INSTRUCTION: Show every line in the entries below where the word "TradingView" appears.

Some records:
┏━━
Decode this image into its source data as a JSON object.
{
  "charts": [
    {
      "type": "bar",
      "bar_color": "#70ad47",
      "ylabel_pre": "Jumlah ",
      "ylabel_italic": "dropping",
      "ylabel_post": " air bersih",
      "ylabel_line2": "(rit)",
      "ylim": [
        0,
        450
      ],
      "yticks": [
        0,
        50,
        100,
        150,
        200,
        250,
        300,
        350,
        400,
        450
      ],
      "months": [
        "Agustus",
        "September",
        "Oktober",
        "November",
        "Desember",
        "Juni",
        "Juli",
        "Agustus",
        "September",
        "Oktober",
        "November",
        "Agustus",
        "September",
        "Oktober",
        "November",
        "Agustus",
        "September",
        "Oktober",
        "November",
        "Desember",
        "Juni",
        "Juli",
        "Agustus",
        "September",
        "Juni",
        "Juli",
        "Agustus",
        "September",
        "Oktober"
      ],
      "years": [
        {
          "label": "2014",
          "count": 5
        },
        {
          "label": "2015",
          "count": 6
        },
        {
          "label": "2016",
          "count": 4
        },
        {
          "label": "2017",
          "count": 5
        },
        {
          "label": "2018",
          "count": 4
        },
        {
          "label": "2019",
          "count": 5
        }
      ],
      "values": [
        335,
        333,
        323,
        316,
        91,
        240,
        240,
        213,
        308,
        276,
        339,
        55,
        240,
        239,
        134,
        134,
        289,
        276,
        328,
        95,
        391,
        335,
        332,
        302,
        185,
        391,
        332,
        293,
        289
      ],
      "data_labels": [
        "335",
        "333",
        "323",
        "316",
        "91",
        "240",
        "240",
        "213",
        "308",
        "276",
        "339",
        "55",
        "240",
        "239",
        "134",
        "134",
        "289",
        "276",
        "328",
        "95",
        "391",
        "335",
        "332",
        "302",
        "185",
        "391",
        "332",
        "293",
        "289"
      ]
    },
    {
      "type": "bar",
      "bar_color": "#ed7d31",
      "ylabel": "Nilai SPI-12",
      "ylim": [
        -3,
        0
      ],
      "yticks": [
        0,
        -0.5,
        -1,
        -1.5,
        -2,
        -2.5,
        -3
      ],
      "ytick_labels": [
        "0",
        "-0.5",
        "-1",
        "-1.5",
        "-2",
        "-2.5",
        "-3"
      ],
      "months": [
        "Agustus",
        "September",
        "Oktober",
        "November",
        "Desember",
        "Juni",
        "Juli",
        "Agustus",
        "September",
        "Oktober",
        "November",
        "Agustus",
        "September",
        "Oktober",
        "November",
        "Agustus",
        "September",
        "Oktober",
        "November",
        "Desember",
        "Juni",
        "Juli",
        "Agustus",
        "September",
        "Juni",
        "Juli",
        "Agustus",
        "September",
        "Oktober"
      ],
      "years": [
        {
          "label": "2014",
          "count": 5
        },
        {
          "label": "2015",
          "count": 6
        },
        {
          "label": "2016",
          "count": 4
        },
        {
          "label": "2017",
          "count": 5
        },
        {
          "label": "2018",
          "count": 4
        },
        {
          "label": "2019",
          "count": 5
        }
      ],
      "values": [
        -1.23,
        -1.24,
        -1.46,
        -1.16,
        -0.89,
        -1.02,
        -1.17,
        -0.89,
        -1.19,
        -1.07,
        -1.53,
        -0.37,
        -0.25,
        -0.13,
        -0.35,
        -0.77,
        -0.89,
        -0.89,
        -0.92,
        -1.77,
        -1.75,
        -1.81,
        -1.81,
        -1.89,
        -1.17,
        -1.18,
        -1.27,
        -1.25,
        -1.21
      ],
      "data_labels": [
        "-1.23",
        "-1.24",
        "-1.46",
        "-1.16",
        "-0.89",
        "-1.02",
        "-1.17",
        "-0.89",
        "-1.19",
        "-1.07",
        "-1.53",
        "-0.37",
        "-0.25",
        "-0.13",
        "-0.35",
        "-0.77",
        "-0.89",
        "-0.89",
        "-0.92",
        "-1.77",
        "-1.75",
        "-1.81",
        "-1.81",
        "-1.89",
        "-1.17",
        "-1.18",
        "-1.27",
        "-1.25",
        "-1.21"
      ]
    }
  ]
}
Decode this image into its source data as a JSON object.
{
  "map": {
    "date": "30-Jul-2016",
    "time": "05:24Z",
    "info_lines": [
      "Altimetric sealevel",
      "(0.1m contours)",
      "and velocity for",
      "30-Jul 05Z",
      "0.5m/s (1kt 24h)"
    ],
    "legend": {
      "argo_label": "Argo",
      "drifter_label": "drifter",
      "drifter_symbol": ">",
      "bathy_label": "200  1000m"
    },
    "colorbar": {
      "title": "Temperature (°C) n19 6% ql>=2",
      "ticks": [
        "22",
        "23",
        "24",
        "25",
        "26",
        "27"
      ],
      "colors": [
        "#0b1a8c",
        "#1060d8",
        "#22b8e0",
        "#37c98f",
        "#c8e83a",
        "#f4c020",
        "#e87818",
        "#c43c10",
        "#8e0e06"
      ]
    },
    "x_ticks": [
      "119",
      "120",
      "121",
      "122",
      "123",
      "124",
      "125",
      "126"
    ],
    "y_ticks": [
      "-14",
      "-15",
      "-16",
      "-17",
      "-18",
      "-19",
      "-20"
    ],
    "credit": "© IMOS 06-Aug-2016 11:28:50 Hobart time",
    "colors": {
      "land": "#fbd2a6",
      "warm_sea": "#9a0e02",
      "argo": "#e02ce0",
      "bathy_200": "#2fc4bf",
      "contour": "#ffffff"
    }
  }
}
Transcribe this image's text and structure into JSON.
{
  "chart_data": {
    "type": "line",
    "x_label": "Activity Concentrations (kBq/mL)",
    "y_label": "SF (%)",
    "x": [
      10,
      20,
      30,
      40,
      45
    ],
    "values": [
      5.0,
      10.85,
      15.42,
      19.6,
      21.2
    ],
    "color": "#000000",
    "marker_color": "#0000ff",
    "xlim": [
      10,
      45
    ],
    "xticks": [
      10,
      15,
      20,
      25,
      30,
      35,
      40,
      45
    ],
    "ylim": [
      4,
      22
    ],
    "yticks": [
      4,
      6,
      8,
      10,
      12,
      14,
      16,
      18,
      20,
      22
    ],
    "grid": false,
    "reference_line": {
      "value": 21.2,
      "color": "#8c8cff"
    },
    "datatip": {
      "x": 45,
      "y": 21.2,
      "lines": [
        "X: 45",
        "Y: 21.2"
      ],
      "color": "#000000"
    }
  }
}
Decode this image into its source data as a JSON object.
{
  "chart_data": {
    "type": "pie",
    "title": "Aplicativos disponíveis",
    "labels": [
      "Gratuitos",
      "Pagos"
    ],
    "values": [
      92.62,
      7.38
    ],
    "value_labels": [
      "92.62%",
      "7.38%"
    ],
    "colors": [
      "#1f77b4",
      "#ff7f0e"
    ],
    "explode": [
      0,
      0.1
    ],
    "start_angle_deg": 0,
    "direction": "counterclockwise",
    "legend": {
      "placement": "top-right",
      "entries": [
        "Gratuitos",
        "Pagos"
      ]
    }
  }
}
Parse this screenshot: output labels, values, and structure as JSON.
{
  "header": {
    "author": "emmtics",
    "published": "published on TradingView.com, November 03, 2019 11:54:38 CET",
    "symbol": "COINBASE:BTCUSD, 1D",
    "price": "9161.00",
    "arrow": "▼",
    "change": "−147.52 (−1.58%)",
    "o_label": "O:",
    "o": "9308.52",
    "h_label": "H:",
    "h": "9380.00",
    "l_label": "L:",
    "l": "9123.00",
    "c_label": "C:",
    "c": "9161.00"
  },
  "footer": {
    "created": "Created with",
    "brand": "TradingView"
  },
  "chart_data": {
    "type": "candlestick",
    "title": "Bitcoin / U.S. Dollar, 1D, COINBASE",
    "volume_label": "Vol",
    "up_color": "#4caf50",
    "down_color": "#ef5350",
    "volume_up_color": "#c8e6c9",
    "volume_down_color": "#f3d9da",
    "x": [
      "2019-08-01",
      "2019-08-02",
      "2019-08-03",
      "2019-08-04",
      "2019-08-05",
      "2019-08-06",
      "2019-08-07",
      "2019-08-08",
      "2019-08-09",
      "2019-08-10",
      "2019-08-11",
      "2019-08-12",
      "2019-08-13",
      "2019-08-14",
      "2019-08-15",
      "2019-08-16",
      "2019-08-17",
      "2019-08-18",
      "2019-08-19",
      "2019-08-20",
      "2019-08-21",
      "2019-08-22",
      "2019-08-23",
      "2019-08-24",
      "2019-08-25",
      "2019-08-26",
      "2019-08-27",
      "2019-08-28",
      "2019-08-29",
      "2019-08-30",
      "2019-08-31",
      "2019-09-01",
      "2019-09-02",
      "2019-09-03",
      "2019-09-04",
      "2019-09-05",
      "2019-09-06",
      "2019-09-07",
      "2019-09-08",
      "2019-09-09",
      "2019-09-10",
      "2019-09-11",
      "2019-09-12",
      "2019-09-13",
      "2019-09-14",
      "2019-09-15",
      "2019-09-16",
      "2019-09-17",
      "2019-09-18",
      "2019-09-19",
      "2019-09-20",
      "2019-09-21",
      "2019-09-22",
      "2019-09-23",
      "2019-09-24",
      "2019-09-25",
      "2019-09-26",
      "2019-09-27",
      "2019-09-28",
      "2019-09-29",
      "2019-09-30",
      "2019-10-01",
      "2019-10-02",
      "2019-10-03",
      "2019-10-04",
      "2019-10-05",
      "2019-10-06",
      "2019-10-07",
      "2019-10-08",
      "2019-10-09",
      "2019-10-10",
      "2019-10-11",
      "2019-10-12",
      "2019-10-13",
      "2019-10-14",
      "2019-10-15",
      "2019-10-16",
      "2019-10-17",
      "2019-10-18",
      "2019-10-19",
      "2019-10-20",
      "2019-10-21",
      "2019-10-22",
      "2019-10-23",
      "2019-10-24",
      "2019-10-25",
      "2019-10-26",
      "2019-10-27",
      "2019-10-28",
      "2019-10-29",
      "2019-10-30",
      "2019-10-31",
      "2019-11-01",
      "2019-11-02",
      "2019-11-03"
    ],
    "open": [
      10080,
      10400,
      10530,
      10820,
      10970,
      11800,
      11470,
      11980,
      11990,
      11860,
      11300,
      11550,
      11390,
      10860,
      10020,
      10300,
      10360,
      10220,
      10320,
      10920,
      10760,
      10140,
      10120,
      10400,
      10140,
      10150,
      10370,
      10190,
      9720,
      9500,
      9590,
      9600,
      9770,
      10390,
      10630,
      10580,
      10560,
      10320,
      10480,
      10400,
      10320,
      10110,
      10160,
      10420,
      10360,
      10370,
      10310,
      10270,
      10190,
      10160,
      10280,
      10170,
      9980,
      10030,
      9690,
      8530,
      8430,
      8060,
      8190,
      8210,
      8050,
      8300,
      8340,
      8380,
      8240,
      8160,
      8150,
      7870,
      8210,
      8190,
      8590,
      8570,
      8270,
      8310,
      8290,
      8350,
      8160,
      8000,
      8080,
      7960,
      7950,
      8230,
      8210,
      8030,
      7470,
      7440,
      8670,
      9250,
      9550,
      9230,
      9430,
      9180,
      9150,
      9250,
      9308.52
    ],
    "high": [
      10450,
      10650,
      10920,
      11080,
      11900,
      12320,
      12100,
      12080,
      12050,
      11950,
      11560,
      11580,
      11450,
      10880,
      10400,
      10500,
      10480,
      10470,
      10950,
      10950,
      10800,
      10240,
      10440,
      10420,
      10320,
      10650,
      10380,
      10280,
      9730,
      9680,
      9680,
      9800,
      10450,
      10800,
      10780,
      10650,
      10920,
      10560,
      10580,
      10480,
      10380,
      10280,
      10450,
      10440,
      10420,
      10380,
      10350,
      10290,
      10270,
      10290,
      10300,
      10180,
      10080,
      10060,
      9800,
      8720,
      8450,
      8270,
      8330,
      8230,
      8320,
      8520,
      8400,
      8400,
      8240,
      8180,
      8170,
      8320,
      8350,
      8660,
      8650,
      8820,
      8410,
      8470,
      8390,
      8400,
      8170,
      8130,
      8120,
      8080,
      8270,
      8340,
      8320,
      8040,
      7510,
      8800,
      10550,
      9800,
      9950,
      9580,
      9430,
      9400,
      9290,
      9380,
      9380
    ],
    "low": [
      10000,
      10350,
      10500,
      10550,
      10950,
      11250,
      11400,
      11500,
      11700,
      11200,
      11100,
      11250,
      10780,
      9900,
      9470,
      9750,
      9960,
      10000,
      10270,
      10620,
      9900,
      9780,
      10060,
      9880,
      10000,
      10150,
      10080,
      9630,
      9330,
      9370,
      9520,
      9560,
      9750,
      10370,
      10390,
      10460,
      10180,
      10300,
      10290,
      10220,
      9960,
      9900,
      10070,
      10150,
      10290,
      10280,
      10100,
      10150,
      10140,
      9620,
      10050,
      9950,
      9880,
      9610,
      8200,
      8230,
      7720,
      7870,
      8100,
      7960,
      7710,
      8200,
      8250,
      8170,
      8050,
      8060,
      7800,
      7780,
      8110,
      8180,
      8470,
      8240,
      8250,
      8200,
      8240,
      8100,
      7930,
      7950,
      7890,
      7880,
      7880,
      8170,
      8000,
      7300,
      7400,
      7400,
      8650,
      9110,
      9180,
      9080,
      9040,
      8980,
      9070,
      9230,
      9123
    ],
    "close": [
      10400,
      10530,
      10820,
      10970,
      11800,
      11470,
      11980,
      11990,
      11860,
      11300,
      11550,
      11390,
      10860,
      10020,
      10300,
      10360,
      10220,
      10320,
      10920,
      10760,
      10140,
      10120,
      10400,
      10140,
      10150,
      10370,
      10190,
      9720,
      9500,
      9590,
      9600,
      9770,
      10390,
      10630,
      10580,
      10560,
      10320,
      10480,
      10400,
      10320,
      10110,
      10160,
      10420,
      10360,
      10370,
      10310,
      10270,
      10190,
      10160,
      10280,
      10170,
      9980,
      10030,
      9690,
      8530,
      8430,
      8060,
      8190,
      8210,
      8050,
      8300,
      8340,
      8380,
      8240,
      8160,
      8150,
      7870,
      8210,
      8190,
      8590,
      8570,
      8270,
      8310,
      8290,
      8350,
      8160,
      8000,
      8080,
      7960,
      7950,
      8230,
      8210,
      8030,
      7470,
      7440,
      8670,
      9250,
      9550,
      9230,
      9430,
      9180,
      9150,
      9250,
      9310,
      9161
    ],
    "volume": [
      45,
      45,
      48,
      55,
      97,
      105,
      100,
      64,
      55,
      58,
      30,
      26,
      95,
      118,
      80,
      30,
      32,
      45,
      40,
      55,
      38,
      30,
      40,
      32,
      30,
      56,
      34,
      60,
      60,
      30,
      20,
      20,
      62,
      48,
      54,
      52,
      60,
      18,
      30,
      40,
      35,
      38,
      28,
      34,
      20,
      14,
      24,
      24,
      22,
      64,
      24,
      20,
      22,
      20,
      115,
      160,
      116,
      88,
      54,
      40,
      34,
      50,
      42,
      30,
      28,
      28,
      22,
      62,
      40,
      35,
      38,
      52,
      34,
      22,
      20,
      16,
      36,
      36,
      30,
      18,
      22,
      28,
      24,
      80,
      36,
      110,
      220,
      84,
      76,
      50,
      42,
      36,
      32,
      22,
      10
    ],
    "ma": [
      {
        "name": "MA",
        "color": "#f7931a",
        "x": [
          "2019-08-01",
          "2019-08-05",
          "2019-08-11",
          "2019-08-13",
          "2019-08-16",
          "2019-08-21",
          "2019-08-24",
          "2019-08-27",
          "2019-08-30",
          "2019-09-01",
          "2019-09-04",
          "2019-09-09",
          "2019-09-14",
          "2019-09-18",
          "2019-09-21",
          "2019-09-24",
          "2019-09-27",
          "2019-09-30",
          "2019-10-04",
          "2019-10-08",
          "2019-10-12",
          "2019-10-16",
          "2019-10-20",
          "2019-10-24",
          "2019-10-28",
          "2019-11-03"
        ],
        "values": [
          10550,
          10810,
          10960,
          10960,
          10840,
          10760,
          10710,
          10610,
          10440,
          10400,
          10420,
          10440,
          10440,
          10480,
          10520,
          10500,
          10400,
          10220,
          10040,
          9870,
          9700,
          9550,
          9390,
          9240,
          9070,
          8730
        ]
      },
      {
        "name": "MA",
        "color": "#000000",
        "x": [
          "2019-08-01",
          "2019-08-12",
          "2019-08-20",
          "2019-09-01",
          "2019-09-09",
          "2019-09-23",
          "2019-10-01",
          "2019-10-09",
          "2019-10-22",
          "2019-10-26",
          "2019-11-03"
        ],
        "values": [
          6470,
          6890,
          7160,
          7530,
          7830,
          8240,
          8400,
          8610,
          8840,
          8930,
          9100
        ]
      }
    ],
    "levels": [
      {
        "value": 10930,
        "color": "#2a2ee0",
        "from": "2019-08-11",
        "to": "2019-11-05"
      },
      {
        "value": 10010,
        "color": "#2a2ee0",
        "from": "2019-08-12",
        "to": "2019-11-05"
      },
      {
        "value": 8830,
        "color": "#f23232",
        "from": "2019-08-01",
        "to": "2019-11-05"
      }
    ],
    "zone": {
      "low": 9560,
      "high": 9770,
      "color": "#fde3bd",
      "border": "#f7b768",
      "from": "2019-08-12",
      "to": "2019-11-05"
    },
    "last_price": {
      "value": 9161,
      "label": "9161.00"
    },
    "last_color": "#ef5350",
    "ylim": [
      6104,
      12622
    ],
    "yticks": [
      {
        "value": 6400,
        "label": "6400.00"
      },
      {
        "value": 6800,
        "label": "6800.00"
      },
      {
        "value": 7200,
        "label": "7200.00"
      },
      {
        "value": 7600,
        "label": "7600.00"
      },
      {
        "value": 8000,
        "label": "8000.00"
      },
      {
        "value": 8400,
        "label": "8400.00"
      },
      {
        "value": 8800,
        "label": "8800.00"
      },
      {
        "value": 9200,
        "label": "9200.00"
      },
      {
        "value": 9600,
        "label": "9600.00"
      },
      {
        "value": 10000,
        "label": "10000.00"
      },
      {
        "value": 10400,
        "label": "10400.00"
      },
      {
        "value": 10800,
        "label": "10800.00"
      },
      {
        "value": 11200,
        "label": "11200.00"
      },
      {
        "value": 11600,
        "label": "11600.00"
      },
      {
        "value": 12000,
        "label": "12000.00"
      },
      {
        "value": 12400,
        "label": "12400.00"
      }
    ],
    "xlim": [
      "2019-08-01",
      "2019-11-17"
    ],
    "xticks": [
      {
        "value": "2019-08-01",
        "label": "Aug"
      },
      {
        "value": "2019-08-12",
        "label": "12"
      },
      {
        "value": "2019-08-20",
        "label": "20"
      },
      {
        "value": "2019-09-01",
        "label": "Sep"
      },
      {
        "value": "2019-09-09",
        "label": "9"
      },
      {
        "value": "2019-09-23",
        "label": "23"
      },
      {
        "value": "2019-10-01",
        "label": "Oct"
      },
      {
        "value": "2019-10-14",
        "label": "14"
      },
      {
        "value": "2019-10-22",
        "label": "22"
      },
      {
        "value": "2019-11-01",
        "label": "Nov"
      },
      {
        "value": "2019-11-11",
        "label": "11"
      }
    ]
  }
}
┗━━
ANSWER:
    "published": "published on TradingView.com, November 03, 2019 11:54:38 CET",
    "brand": "TradingView"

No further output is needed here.